GIVEN PROBLEM -
Find every line below that contains the word "Customer" and copy each of those lines in full. Match the capitalization.

Element placement data
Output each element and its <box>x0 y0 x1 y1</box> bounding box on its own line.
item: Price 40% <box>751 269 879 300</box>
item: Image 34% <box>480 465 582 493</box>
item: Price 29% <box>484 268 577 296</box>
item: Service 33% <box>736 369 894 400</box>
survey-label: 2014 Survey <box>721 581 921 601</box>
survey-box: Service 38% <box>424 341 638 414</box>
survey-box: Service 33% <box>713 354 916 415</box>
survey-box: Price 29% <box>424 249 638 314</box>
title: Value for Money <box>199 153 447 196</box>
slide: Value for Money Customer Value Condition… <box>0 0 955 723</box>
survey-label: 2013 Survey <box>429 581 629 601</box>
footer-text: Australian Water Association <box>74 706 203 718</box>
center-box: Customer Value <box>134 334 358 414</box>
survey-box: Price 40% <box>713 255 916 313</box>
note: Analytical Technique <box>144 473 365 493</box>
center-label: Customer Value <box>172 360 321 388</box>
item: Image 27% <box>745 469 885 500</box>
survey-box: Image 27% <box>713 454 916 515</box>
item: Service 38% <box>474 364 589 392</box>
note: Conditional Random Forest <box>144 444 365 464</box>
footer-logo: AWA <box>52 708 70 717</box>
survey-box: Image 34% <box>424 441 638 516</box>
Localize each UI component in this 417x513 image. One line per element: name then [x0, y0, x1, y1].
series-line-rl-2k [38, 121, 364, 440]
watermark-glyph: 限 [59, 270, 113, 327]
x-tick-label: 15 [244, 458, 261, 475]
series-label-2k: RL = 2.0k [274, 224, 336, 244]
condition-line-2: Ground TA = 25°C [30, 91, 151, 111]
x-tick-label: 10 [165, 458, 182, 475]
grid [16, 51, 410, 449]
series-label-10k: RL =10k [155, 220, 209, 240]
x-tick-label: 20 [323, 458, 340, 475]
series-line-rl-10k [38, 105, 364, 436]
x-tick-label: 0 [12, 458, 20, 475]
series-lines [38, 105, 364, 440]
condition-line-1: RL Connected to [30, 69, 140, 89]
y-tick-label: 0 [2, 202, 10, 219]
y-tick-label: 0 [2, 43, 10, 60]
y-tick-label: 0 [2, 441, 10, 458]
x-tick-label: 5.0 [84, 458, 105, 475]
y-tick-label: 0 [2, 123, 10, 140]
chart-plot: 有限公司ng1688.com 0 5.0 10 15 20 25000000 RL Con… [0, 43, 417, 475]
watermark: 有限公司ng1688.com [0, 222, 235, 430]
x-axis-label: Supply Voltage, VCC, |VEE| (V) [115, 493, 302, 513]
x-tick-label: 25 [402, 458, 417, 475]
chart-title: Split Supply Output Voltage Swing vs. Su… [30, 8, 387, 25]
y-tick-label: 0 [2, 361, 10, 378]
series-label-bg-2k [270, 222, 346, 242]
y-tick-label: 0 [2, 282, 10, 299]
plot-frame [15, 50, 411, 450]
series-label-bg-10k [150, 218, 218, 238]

CORRECT RESULT -
slide: Value for Money Customer Value Condition… <box>0 0 955 723</box>
center-box: Customer Value <box>134 334 358 414</box>
center-label: Customer Value <box>172 360 321 388</box>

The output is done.